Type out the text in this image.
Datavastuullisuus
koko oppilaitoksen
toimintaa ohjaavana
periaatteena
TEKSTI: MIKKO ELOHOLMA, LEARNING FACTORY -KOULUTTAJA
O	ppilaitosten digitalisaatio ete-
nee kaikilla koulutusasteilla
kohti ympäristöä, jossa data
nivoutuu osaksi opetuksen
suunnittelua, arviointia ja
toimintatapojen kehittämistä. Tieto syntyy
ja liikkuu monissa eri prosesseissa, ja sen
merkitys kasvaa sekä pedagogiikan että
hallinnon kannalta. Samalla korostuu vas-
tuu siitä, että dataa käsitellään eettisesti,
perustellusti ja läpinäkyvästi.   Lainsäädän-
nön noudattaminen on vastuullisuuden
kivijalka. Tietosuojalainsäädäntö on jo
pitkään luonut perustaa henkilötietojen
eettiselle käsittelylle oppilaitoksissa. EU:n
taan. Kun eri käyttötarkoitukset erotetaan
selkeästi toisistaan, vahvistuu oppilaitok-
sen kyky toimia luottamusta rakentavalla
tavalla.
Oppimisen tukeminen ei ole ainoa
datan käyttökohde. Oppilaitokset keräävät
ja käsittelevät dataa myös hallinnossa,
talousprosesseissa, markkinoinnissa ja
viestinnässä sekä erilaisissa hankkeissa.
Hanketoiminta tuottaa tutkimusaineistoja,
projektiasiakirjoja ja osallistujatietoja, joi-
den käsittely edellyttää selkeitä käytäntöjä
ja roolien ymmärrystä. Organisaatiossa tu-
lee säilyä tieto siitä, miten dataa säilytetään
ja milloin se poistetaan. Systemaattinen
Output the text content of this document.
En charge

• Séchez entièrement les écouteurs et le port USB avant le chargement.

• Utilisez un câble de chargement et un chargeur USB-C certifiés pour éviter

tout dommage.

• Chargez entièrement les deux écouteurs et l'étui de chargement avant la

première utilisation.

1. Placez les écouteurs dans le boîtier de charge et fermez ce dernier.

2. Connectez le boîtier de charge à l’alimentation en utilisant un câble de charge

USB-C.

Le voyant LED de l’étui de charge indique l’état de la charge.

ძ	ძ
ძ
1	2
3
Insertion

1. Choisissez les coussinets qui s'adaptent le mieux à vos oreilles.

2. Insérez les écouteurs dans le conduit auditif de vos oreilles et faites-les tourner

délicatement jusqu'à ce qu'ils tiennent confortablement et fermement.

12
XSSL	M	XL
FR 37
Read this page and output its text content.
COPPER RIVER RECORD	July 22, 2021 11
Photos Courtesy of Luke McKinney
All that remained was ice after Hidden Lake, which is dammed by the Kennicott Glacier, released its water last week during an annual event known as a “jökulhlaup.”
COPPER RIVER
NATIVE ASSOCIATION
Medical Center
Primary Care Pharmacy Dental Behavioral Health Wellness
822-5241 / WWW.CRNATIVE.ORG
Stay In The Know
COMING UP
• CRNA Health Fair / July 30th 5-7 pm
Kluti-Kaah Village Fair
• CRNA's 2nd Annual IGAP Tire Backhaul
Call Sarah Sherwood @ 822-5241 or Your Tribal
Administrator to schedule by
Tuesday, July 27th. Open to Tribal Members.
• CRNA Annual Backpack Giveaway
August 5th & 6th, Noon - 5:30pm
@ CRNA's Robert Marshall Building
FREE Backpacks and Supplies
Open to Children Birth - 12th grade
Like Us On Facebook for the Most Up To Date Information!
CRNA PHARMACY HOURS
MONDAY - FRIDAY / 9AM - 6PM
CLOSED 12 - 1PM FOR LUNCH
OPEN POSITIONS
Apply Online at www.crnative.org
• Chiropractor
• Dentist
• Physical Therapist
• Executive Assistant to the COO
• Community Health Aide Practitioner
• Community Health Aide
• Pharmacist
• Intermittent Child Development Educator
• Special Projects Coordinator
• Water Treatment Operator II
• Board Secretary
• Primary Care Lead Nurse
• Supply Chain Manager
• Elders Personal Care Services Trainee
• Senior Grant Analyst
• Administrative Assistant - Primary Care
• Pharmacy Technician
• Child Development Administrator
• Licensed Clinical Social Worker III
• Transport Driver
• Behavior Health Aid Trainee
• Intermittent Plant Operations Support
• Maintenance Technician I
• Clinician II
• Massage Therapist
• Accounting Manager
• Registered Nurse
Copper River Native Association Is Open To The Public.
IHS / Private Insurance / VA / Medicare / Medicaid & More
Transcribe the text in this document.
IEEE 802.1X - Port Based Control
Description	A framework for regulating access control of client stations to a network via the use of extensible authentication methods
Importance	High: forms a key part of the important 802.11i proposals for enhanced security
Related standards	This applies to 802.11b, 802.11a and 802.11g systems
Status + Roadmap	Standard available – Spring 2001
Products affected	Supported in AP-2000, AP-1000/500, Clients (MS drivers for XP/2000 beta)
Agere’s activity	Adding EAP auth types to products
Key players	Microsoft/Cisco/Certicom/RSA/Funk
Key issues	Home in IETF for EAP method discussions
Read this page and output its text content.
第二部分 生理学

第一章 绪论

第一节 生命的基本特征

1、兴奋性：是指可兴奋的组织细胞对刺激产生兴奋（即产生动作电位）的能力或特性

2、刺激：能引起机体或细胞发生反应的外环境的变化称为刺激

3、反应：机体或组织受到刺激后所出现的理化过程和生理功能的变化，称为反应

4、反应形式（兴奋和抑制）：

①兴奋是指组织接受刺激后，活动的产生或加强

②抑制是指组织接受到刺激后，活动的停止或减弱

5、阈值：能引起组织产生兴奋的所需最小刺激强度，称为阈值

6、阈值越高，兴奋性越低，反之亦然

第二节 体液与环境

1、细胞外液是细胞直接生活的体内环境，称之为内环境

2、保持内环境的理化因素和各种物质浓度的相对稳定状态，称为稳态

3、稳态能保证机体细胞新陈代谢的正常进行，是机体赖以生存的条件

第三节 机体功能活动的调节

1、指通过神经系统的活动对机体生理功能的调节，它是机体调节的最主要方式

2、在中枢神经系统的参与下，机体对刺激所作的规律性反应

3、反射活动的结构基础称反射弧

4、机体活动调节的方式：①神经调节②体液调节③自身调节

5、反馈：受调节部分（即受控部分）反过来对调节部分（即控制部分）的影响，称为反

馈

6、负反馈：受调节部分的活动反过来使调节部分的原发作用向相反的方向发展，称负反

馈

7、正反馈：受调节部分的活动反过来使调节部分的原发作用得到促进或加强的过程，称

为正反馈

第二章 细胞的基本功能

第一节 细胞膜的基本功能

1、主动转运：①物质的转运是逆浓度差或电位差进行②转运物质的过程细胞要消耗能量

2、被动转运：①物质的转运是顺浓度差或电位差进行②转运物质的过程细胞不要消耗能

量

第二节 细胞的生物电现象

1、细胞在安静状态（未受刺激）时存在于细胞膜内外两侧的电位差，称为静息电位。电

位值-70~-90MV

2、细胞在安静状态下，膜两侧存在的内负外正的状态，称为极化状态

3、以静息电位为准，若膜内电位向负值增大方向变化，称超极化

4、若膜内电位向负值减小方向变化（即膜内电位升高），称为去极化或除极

# # # # #

Which lines hold the string "boîtier"? Copy all of them from the data above.

1. Placez les écouteurs dans le boîtier de charge et fermez ce dernier.
2. Connectez le boîtier de charge à l’alimentation en utilisant un câble de charge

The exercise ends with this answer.